Instructions to follow:
Could you switch "x-tick-label" to "x-axis-tick-label" in the part that opens with the line containing "data-point [270,114,276,120]" and closes with the line containing "data-point [495,189,502,195]", both included, and give back only those lines with nothing else changed?
--- BEGIN Entries provided ---
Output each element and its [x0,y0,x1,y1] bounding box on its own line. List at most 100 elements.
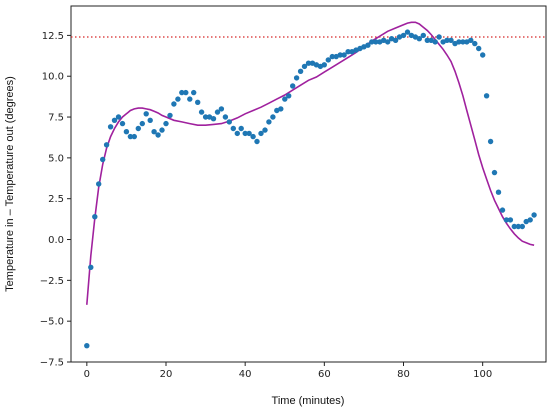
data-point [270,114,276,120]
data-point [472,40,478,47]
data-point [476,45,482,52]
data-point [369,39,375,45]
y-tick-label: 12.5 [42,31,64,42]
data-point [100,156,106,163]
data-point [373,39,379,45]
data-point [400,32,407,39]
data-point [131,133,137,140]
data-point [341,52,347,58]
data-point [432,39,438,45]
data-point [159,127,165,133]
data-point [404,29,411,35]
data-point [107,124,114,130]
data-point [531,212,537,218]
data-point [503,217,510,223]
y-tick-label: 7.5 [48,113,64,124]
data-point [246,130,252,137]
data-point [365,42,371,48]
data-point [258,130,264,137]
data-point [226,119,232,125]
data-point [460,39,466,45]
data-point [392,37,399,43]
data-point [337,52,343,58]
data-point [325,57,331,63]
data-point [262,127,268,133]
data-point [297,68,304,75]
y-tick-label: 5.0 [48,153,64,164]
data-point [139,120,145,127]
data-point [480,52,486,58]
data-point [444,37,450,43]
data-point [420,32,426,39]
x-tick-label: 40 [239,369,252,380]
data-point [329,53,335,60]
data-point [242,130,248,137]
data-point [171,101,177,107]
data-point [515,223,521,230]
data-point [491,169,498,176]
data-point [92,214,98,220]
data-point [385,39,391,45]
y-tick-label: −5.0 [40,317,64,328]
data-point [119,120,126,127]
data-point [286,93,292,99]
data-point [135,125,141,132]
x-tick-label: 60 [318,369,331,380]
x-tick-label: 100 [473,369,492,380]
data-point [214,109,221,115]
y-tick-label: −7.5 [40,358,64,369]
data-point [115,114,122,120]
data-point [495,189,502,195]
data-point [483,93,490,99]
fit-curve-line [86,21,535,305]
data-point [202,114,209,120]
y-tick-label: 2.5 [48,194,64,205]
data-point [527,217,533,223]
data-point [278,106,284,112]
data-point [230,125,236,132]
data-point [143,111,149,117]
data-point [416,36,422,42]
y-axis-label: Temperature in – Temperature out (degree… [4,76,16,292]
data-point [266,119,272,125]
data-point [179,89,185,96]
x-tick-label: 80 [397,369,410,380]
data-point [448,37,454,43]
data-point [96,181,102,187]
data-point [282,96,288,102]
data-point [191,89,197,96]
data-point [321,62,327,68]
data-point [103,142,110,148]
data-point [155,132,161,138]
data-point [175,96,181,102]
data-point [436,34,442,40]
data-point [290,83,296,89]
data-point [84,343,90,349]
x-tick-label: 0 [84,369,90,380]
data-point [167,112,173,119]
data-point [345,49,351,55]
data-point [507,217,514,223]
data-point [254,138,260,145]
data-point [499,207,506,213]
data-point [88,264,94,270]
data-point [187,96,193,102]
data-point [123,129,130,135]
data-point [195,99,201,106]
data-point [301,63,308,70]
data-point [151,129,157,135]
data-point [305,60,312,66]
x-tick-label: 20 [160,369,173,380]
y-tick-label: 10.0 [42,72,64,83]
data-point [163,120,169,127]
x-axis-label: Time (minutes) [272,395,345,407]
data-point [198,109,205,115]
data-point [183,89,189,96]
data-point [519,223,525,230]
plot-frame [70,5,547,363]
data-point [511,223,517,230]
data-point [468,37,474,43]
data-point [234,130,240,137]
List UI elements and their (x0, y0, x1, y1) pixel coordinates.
--- END Entries provided ---
The result:
data-point [270,114,276,120]
data-point [472,40,478,47]
data-point [476,45,482,52]
data-point [369,39,375,45]
y-tick-label: 12.5 [42,31,64,42]
data-point [100,156,106,163]
data-point [373,39,379,45]
data-point [400,32,407,39]
data-point [131,133,137,140]
data-point [341,52,347,58]
data-point [432,39,438,45]
data-point [159,127,165,133]
data-point [404,29,411,35]
data-point [107,124,114,130]
data-point [531,212,537,218]
data-point [503,217,510,223]
y-tick-label: 7.5 [48,113,64,124]
data-point [246,130,252,137]
data-point [365,42,371,48]
data-point [258,130,264,137]
data-point [226,119,232,125]
data-point [460,39,466,45]
data-point [392,37,399,43]
data-point [337,52,343,58]
data-point [325,57,331,63]
data-point [262,127,268,133]
data-point [297,68,304,75]
y-tick-label: 5.0 [48,153,64,164]
data-point [139,120,145,127]
data-point [480,52,486,58]
data-point [444,37,450,43]
data-point [420,32,426,39]
x-axis-tick-label: 40 [239,369,252,380]
data-point [329,53,335,60]
data-point [242,130,248,137]
data-point [171,101,177,107]
data-point [515,223,521,230]
data-point [491,169,498,176]
data-point [92,214,98,220]
data-point [385,39,391,45]
y-tick-label: −5.0 [40,317,64,328]
data-point [119,120,126,127]
data-point [286,93,292,99]
data-point [135,125,141,132]
x-axis-tick-label: 60 [318,369,331,380]
x-axis-tick-label: 100 [473,369,492,380]
data-point [214,109,221,115]
y-tick-label: −7.5 [40,358,64,369]
data-point [115,114,122,120]
data-point [495,189,502,195]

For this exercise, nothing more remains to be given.